[Recorded information]:
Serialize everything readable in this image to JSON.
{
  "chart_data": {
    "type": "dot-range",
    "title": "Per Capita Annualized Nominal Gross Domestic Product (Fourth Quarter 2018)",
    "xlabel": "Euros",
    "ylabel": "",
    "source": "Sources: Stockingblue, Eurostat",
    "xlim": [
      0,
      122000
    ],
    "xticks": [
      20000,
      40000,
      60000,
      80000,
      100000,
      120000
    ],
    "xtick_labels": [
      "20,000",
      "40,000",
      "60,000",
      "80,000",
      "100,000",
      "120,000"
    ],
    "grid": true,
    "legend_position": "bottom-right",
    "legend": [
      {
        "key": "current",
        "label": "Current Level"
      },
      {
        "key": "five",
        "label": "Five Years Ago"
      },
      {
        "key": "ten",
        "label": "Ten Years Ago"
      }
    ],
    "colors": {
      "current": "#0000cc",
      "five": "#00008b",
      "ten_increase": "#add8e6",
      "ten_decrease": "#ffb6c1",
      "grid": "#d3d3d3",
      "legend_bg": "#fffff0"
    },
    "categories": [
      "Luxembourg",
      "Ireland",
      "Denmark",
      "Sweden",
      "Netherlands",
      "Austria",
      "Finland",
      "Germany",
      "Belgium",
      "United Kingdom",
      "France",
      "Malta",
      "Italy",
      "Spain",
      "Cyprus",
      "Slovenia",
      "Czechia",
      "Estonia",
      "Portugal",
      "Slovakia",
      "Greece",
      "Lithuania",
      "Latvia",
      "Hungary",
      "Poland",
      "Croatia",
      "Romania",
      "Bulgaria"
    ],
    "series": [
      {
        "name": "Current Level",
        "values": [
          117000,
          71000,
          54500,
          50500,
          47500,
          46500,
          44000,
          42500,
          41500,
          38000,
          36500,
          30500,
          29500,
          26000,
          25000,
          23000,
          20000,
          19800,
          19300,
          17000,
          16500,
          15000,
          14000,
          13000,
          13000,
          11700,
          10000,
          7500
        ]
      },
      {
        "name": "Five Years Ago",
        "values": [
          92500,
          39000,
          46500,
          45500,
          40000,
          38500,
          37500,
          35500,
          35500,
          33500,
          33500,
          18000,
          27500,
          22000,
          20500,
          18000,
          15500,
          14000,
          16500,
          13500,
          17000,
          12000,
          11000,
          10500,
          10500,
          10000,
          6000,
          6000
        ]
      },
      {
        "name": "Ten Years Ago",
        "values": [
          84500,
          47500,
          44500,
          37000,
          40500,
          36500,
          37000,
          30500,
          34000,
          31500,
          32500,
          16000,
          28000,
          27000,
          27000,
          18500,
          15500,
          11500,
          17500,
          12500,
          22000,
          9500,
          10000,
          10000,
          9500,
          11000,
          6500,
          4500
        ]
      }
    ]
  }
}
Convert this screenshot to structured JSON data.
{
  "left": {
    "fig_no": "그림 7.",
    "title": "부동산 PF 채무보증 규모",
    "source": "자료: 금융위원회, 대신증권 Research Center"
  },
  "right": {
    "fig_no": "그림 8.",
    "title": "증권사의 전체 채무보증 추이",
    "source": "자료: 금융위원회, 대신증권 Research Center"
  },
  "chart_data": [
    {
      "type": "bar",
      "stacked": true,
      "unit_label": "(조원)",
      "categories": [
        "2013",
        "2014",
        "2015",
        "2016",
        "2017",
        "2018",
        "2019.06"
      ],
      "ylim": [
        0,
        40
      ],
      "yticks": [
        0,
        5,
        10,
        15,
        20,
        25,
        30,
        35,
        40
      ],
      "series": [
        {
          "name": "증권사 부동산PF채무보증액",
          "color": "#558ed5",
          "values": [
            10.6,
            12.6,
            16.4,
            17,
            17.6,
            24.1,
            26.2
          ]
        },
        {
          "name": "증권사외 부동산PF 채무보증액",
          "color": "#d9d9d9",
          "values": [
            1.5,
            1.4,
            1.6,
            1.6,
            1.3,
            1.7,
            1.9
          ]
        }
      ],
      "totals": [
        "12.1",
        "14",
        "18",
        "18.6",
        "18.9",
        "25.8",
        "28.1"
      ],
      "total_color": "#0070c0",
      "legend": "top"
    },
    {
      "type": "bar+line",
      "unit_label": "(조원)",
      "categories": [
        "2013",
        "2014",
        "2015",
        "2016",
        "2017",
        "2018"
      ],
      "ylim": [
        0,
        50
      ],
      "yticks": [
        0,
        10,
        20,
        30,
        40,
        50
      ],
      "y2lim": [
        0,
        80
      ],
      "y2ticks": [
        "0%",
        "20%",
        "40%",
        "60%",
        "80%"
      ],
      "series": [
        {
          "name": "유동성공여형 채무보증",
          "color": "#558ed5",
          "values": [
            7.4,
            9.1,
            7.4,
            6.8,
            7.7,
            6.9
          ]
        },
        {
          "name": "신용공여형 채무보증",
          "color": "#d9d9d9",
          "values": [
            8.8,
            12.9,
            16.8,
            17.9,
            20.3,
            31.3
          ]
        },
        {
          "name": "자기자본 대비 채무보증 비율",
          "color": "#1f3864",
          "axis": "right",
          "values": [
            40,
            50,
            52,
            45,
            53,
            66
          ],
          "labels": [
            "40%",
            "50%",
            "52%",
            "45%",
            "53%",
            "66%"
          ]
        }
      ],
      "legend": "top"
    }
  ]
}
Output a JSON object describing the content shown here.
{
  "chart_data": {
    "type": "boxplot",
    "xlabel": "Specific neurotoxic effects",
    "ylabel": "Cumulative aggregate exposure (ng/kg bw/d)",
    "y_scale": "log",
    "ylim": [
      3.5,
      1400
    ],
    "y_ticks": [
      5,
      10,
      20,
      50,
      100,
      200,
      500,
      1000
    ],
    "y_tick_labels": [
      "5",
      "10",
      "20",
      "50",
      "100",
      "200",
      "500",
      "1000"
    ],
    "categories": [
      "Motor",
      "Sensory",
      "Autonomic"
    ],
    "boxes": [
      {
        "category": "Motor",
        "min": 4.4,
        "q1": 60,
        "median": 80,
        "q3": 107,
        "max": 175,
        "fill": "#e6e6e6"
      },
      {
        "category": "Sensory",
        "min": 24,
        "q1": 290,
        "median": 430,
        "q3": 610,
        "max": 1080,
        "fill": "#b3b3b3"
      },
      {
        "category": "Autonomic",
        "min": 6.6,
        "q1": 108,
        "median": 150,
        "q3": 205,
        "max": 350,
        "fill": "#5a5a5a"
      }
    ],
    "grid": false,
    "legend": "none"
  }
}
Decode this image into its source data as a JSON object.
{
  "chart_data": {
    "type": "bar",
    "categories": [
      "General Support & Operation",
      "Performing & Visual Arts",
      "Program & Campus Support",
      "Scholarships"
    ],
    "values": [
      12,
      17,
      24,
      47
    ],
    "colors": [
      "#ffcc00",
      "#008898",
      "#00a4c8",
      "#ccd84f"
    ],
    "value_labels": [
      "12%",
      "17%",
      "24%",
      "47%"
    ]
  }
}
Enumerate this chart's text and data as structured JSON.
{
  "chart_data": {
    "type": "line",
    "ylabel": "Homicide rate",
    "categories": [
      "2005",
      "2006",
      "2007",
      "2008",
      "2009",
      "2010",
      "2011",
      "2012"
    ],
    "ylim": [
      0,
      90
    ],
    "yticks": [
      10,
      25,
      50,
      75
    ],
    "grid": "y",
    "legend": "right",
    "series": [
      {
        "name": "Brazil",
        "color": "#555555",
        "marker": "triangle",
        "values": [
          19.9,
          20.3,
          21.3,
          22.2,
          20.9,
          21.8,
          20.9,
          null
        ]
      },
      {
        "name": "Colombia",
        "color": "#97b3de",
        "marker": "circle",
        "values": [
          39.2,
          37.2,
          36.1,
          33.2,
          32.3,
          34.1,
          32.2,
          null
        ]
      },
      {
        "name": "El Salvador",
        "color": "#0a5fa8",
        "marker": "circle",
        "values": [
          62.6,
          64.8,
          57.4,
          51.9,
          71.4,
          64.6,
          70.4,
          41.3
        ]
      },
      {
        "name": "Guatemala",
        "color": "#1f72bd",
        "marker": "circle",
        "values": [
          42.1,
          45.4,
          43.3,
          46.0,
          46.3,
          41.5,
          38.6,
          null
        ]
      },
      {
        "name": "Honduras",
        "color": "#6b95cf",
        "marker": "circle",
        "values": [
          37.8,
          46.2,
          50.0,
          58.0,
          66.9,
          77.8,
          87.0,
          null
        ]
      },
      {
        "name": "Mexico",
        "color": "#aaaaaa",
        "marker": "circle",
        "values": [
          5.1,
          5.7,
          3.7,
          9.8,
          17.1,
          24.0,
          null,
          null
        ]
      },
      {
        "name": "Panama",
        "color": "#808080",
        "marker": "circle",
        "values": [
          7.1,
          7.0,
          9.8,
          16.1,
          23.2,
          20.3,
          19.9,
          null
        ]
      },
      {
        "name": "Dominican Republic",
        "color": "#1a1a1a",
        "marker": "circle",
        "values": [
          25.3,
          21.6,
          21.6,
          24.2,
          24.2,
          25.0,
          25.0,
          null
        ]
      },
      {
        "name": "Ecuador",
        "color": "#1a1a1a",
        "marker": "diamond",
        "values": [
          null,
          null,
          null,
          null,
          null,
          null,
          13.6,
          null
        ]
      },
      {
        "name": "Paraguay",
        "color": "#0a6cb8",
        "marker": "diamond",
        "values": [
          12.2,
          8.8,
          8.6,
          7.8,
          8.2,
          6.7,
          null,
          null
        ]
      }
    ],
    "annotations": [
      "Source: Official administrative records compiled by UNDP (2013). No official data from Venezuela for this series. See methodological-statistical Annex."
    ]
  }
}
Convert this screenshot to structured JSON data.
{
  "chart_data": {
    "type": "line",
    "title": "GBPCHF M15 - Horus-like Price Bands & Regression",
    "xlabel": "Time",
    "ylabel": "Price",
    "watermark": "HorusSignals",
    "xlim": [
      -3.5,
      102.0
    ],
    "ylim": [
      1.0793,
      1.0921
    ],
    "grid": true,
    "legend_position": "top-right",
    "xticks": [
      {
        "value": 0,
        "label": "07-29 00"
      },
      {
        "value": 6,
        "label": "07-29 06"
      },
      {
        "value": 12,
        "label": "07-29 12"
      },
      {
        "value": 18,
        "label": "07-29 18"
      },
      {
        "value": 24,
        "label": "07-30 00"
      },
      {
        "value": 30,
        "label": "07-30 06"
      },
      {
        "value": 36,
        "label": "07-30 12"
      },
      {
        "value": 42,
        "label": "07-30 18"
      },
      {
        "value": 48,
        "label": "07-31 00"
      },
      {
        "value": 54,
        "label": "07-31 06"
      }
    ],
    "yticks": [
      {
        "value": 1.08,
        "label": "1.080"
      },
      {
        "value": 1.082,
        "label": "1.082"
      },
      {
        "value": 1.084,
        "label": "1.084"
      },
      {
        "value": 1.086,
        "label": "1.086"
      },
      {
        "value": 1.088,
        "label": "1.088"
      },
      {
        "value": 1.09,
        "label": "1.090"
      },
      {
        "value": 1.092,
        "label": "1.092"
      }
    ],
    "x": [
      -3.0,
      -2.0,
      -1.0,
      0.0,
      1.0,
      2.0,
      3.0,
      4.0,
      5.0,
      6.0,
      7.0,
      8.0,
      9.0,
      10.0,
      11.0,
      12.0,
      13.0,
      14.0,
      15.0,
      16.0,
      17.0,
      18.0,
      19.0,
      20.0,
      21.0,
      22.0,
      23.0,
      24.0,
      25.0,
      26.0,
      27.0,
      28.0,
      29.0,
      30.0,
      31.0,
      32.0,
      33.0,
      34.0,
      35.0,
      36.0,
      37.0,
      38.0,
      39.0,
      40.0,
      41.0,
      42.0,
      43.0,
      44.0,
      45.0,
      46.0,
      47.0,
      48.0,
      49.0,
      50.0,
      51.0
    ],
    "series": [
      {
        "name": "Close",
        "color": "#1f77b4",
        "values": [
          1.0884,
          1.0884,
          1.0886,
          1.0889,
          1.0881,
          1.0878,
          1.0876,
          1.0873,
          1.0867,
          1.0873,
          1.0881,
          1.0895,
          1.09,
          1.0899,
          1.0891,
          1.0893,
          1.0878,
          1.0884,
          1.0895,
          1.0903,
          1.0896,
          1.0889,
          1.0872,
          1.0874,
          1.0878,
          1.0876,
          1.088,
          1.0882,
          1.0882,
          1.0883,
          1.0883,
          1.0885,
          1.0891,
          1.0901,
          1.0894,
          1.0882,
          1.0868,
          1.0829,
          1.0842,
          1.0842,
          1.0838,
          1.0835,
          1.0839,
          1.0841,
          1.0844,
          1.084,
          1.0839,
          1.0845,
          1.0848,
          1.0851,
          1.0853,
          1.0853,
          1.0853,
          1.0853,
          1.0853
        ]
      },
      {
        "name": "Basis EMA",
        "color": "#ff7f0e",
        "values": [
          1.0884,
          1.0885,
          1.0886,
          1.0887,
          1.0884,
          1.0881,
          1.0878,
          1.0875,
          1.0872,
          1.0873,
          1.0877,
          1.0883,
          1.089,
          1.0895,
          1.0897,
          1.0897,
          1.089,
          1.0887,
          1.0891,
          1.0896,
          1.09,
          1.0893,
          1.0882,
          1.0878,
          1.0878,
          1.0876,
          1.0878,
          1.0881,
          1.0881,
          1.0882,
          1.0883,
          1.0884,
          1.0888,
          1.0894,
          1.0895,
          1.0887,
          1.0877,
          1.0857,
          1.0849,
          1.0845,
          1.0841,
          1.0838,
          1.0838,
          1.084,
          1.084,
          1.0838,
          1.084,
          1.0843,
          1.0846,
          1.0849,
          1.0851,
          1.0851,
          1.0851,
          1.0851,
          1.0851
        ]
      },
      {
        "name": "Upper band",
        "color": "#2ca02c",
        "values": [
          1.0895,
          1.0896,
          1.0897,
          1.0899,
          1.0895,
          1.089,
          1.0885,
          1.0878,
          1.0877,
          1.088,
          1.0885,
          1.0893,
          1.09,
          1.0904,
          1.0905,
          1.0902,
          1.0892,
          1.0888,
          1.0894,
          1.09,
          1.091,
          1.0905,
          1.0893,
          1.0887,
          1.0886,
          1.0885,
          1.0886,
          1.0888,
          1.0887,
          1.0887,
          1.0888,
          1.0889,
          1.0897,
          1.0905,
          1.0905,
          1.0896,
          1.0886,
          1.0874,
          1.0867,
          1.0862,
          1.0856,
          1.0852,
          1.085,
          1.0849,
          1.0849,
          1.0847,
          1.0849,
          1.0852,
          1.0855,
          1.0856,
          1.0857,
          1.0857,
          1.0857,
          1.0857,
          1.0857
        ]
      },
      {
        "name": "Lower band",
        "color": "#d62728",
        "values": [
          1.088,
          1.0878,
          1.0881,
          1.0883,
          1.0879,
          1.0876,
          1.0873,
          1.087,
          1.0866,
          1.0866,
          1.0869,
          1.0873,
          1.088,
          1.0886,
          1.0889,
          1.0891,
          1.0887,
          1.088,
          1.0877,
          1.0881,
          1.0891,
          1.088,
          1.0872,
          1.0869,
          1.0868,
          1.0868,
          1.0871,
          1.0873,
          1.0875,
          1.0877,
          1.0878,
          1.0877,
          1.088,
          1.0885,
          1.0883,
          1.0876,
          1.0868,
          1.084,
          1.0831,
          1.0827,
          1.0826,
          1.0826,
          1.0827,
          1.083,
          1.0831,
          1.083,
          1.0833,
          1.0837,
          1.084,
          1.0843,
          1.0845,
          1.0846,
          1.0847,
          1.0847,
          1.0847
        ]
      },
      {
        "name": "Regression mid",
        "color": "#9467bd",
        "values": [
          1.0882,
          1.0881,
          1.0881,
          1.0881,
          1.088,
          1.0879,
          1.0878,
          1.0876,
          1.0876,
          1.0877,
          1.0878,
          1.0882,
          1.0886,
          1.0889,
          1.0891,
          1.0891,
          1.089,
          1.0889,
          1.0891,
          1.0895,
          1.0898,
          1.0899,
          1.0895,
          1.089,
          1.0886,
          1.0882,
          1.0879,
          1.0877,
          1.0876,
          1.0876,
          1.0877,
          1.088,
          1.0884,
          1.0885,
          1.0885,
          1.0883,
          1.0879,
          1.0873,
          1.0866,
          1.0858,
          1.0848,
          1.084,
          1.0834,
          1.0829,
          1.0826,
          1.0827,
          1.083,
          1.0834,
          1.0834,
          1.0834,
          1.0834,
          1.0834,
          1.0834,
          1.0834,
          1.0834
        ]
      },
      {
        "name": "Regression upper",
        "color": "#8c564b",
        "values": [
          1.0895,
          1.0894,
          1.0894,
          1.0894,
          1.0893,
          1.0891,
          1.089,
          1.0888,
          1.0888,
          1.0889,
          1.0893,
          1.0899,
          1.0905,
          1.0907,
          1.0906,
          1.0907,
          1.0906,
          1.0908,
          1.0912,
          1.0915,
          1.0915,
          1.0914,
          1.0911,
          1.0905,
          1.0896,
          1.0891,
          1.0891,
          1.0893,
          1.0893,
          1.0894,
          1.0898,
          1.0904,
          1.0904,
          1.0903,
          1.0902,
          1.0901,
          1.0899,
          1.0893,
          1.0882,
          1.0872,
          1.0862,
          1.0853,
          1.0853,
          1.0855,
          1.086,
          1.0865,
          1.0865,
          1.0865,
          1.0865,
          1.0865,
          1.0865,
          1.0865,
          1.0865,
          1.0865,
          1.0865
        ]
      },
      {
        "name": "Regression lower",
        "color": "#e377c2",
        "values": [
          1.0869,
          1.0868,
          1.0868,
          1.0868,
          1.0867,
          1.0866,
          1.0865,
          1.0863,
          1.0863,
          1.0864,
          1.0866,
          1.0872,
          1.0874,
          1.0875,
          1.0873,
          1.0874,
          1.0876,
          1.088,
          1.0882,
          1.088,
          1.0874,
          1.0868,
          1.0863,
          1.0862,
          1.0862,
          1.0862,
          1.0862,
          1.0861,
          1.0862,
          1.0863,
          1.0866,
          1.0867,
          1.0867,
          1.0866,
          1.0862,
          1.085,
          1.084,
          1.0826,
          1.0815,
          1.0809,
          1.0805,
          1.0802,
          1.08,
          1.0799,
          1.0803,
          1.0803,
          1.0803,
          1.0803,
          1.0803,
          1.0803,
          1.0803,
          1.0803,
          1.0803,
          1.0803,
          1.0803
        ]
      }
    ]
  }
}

[Short task]: Going over the lines above, work out how many include "Level", then give only that number.

[In response]: 2